_Stored data_
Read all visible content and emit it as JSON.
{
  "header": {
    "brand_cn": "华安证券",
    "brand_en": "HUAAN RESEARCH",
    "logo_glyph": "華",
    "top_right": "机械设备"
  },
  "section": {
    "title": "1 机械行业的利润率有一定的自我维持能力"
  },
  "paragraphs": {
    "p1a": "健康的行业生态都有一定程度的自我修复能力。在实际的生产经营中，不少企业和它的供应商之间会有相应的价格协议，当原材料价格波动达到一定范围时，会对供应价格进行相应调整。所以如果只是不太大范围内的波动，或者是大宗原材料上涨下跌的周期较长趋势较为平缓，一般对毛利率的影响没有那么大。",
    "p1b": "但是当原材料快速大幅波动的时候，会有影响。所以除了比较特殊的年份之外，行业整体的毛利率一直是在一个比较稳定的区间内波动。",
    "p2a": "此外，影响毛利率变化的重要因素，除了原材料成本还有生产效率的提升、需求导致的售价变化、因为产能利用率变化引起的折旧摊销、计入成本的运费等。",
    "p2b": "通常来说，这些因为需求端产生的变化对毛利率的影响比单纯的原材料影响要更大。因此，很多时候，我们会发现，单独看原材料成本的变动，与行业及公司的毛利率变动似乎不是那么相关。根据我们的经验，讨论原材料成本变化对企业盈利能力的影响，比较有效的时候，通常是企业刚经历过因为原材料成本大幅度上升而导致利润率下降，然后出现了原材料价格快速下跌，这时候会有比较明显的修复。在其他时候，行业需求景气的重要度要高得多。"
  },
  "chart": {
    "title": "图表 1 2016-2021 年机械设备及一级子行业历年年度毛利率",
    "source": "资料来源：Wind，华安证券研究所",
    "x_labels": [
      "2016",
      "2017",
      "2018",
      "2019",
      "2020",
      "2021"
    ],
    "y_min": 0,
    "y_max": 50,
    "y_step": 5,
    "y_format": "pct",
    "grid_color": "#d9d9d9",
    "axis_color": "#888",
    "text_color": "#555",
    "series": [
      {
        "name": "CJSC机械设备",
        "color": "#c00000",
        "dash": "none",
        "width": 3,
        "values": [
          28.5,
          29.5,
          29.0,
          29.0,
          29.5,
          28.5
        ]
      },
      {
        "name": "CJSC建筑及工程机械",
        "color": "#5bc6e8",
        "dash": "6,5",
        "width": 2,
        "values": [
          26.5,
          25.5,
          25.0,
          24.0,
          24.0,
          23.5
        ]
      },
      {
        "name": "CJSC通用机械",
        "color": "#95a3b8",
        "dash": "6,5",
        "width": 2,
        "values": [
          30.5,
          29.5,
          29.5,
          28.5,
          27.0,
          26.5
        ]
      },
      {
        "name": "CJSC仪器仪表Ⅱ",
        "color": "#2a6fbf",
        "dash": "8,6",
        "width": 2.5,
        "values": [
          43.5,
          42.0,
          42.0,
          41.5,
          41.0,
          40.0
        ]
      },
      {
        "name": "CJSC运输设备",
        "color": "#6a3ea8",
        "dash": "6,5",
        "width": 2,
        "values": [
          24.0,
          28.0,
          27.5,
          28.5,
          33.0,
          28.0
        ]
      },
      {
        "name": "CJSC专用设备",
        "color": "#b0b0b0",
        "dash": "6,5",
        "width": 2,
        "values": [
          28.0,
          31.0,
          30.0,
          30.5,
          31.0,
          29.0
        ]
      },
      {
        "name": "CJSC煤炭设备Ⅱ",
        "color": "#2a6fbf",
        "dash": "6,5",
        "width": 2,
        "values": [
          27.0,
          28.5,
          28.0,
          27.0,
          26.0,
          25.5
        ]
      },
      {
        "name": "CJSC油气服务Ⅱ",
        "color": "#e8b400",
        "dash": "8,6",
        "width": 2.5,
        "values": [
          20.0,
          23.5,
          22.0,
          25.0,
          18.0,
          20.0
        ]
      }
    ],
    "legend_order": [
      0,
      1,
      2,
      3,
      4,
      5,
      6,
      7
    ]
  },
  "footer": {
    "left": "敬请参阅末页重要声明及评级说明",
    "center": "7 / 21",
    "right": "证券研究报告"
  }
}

_Problem description_
All of the lines above need to be given again exactly.

_Solution to the problem_
Read all visible content and emit it as JSON.
{
  "header": {
    "brand_cn": "华安证券",
    "brand_en": "HUAAN RESEARCH",
    "logo_glyph": "華",
    "top_right": "机械设备"
  },
  "section": {
    "title": "1 机械行业的利润率有一定的自我维持能力"
  },
  "paragraphs": {
    "p1a": "健康的行业生态都有一定程度的自我修复能力。在实际的生产经营中，不少企业和它的供应商之间会有相应的价格协议，当原材料价格波动达到一定范围时，会对供应价格进行相应调整。所以如果只是不太大范围内的波动，或者是大宗原材料上涨下跌的周期较长趋势较为平缓，一般对毛利率的影响没有那么大。",
    "p1b": "但是当原材料快速大幅波动的时候，会有影响。所以除了比较特殊的年份之外，行业整体的毛利率一直是在一个比较稳定的区间内波动。",
    "p2a": "此外，影响毛利率变化的重要因素，除了原材料成本还有生产效率的提升、需求导致的售价变化、因为产能利用率变化引起的折旧摊销、计入成本的运费等。",
    "p2b": "通常来说，这些因为需求端产生的变化对毛利率的影响比单纯的原材料影响要更大。因此，很多时候，我们会发现，单独看原材料成本的变动，与行业及公司的毛利率变动似乎不是那么相关。根据我们的经验，讨论原材料成本变化对企业盈利能力的影响，比较有效的时候，通常是企业刚经历过因为原材料成本大幅度上升而导致利润率下降，然后出现了原材料价格快速下跌，这时候会有比较明显的修复。在其他时候，行业需求景气的重要度要高得多。"
  },
  "chart": {
    "title": "图表 1 2016-2021 年机械设备及一级子行业历年年度毛利率",
    "source": "资料来源：Wind，华安证券研究所",
    "x_labels": [
      "2016",
      "2017",
      "2018",
      "2019",
      "2020",
      "2021"
    ],
    "y_min": 0,
    "y_max": 50,
    "y_step": 5,
    "y_format": "pct",
    "grid_color": "#d9d9d9",
    "axis_color": "#888",
    "text_color": "#555",
    "series": [
      {
        "name": "CJSC机械设备",
        "color": "#c00000",
        "dash": "none",
        "width": 3,
        "values": [
          28.5,
          29.5,
          29.0,
          29.0,
          29.5,
          28.5
        ]
      },
      {
        "name": "CJSC建筑及工程机械",
        "color": "#5bc6e8",
        "dash": "6,5",
        "width": 2,
        "values": [
          26.5,
          25.5,
          25.0,
          24.0,
          24.0,
          23.5
        ]
      },
      {
        "name": "CJSC通用机械",
        "color": "#95a3b8",
        "dash": "6,5",
        "width": 2,
        "values": [
          30.5,
          29.5,
          29.5,
          28.5,
          27.0,
          26.5
        ]
      },
      {
        "name": "CJSC仪器仪表Ⅱ",
        "color": "#2a6fbf",
        "dash": "8,6",
        "width": 2.5,
        "values": [
          43.5,
          42.0,
          42.0,
          41.5,
          41.0,
          40.0
        ]
      },
      {
        "name": "CJSC运输设备",
        "color": "#6a3ea8",
        "dash": "6,5",
        "width": 2,
        "values": [
          24.0,
          28.0,
          27.5,
          28.5,
          33.0,
          28.0
        ]
      },
      {
        "name": "CJSC专用设备",
        "color": "#b0b0b0",
        "dash": "6,5",
        "width": 2,
        "values": [
          28.0,
          31.0,
          30.0,
          30.5,
          31.0,
          29.0
        ]
      },
      {
        "name": "CJSC煤炭设备Ⅱ",
        "color": "#2a6fbf",
        "dash": "6,5",
        "width": 2,
        "values": [
          27.0,
          28.5,
          28.0,
          27.0,
          26.0,
          25.5
        ]
      },
      {
        "name": "CJSC油气服务Ⅱ",
        "color": "#e8b400",
        "dash": "8,6",
        "width": 2.5,
        "values": [
          20.0,
          23.5,
          22.0,
          25.0,
          18.0,
          20.0
        ]
      }
    ],
    "legend_order": [
      0,
      1,
      2,
      3,
      4,
      5,
      6,
      7
    ]
  },
  "footer": {
    "left": "敬请参阅末页重要声明及评级说明",
    "center": "7 / 21",
    "right": "证券研究报告"
  }
}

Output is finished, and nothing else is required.